» Task statement
Pick out the lines containing "name".

» Records for the exercise
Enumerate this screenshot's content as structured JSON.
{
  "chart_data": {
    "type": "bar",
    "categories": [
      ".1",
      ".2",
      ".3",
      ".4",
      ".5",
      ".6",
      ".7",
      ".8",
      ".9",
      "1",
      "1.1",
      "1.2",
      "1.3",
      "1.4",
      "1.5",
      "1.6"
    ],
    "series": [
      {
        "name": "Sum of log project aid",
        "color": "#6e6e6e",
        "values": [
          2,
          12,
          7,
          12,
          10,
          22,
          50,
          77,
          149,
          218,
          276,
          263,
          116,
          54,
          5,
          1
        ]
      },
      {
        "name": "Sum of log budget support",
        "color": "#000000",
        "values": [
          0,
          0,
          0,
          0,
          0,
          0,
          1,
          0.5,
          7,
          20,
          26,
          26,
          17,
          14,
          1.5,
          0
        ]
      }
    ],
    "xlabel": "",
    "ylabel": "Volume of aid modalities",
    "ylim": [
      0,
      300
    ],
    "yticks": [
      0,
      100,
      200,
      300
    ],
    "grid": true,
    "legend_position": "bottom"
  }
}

--

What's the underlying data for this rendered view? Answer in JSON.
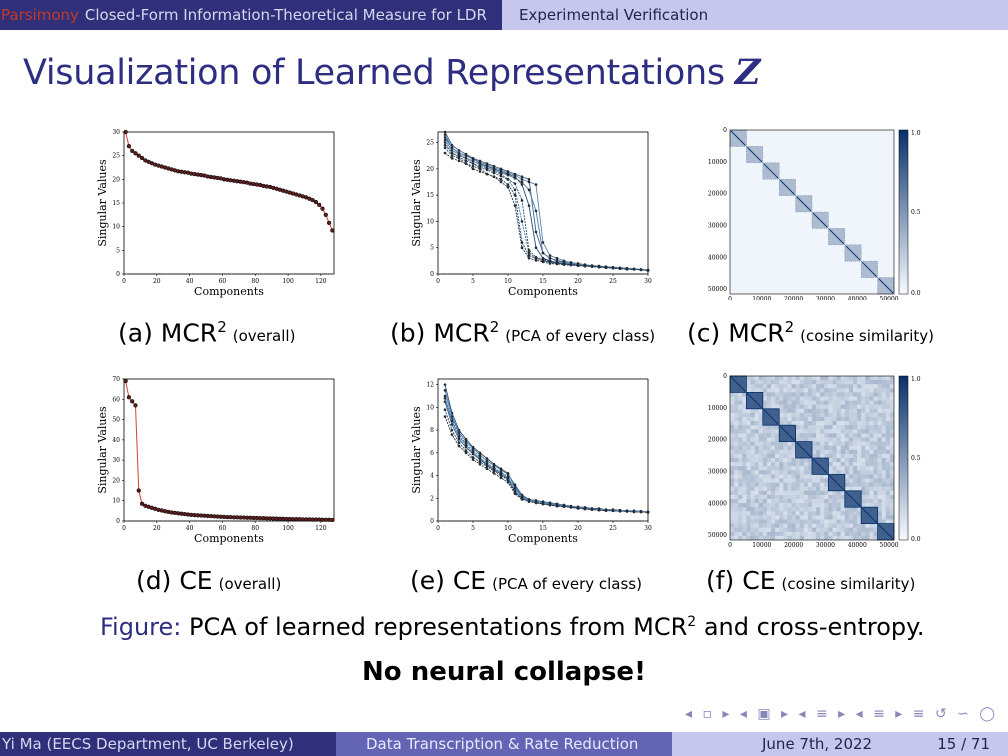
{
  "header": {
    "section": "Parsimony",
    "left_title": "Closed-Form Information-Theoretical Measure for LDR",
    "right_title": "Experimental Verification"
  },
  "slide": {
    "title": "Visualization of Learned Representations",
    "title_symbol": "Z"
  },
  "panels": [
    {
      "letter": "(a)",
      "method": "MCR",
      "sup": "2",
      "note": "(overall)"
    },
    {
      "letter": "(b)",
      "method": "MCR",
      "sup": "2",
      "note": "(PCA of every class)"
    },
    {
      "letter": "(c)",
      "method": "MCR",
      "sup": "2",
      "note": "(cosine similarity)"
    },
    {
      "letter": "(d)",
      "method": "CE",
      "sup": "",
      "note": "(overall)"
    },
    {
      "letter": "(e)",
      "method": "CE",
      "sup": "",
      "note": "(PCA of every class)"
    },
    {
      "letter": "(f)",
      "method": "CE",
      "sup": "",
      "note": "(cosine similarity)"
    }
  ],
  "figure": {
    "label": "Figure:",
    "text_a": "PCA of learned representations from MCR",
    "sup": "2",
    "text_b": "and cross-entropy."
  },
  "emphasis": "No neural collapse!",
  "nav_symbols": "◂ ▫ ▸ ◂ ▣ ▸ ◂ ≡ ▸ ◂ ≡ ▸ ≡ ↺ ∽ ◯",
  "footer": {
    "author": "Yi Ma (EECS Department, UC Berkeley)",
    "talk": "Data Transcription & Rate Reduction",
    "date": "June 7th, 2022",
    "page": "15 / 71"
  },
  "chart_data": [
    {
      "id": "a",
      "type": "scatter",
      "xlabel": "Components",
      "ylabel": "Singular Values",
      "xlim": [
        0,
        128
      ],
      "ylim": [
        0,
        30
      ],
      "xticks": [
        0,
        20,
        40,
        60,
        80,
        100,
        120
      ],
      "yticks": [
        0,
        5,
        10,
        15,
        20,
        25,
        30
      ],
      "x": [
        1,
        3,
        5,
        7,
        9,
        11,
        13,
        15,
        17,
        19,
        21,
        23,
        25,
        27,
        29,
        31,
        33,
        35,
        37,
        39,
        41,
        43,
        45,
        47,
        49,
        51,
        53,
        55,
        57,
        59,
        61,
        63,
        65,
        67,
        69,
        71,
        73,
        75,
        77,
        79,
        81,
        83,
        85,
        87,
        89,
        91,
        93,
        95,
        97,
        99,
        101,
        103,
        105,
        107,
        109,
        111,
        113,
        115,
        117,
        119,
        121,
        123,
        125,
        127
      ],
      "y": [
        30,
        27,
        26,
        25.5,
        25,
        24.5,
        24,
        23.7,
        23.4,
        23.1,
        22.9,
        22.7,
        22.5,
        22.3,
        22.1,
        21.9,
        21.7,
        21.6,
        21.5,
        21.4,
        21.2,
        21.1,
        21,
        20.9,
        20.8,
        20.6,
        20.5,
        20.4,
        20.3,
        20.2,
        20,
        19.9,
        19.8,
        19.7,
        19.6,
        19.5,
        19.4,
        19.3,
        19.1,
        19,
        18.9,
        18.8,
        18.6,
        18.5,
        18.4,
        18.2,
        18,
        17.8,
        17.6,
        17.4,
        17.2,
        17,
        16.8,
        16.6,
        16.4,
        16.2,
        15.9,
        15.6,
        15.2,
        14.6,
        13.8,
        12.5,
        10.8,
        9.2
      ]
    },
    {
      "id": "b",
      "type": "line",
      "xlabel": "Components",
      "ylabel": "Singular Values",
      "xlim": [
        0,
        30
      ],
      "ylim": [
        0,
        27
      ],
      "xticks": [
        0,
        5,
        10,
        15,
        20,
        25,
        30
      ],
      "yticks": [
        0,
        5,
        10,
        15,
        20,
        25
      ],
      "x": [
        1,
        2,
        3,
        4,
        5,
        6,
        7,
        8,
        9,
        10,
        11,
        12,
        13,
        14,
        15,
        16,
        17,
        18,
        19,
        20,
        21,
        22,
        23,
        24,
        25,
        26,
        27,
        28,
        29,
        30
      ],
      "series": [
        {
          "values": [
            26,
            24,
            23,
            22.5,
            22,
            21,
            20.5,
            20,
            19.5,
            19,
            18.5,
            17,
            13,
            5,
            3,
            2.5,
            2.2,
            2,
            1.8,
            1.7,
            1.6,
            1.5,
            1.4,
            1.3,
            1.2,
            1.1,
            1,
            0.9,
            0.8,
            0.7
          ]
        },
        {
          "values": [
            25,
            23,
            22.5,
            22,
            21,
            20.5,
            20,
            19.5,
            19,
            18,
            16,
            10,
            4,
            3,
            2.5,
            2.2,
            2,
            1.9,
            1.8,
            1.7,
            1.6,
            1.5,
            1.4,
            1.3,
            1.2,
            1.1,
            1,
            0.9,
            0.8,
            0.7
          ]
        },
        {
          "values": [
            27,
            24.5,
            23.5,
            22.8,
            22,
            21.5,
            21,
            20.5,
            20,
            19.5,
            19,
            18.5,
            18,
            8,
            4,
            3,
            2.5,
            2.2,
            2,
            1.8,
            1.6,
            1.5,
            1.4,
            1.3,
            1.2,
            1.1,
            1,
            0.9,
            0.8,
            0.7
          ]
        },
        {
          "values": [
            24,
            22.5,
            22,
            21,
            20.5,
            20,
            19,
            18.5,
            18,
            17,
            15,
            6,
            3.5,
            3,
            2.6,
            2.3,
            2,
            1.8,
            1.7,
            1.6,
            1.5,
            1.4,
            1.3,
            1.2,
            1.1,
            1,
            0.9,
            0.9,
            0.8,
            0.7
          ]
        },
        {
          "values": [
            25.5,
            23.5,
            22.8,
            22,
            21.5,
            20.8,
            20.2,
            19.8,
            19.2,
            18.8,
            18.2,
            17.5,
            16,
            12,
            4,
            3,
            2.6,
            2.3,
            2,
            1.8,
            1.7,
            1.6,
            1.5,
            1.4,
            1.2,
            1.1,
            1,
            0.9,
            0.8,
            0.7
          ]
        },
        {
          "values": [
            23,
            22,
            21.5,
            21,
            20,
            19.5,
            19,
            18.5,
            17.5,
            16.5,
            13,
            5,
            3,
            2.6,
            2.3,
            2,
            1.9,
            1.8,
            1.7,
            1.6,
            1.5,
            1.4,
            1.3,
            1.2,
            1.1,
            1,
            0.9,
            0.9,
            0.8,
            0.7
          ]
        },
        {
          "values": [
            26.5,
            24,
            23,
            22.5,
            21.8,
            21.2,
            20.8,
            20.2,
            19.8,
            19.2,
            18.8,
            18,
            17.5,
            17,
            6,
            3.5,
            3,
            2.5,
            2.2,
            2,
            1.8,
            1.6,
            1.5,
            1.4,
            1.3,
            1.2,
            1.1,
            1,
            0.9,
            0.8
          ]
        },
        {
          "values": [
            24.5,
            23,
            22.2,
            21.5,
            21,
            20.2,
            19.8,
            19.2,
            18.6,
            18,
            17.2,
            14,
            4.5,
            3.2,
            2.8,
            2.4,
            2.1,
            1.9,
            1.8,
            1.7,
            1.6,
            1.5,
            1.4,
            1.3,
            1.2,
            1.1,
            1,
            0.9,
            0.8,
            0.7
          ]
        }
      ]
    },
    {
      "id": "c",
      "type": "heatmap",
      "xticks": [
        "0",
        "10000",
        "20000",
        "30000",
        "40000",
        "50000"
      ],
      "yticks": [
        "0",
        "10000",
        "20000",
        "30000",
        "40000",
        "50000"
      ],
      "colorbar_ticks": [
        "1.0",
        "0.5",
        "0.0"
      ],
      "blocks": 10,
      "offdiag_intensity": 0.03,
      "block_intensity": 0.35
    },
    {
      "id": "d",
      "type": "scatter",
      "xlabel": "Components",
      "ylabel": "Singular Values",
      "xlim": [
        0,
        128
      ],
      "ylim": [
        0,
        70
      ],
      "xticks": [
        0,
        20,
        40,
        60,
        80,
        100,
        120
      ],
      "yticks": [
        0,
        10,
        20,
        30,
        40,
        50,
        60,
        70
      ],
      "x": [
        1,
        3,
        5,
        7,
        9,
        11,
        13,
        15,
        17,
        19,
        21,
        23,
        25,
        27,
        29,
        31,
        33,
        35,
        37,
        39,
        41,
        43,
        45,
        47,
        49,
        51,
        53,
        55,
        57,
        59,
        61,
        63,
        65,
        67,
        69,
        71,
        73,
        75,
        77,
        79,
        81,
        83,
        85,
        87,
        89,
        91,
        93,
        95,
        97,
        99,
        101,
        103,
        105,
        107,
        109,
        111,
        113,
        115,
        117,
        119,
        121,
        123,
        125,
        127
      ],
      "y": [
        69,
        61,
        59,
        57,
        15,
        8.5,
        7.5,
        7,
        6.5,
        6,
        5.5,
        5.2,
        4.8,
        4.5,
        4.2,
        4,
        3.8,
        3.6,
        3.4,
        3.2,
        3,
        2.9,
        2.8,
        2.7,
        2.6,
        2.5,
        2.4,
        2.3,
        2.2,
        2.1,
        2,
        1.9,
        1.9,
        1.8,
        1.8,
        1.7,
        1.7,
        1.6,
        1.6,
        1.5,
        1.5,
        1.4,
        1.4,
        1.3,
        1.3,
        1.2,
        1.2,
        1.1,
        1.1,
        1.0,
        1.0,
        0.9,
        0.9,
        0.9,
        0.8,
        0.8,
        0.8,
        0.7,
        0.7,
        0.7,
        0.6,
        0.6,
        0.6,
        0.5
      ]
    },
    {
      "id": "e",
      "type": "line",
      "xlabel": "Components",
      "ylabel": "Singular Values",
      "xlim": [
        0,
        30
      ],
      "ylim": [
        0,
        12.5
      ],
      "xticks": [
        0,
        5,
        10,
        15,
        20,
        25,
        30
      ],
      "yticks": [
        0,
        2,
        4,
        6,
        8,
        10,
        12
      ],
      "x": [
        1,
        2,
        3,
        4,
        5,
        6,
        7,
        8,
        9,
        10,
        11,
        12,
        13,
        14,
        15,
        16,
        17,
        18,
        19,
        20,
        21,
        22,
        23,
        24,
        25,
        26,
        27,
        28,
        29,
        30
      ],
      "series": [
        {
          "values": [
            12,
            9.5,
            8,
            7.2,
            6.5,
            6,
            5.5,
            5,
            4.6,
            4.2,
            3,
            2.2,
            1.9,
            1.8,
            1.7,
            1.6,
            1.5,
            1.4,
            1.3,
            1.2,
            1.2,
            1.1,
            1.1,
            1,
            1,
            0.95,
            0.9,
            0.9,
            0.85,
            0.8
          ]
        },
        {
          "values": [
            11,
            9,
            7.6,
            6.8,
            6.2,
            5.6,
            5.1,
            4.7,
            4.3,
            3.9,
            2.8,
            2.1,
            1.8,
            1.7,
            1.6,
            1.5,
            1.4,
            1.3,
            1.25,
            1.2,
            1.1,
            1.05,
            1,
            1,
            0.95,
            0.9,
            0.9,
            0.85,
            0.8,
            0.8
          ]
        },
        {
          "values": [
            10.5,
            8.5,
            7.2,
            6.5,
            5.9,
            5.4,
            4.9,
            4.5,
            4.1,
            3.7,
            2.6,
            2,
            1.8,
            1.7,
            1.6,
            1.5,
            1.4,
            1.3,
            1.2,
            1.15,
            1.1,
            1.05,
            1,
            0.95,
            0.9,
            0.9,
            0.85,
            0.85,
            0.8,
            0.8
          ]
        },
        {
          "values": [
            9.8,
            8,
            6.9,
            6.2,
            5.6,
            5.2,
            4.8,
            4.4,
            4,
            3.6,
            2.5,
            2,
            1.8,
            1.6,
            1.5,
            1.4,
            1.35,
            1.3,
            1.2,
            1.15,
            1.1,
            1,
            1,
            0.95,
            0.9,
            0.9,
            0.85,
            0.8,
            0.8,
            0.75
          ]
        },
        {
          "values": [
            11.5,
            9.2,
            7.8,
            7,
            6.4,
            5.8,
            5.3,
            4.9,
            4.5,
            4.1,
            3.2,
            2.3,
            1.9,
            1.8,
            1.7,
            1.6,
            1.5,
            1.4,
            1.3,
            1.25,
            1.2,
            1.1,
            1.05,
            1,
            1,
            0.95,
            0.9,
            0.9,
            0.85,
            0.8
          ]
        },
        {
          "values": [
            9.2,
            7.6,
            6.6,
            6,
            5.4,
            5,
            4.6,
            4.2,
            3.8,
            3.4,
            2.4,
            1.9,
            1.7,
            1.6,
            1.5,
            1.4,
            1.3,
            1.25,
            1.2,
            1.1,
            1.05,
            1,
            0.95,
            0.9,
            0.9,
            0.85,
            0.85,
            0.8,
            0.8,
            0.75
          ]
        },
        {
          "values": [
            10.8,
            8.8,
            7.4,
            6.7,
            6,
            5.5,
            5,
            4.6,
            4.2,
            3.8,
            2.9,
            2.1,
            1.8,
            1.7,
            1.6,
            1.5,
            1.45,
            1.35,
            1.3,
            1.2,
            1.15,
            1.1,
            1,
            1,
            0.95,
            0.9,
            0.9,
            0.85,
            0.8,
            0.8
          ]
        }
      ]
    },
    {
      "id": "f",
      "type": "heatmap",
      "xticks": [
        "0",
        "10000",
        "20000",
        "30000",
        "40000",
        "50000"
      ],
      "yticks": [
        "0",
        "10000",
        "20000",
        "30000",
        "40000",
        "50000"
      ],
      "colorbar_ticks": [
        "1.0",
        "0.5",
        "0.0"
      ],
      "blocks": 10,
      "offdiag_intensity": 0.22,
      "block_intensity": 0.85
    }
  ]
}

» Result below
        "name": "Sum of log project aid",
        "name": "Sum of log budget support",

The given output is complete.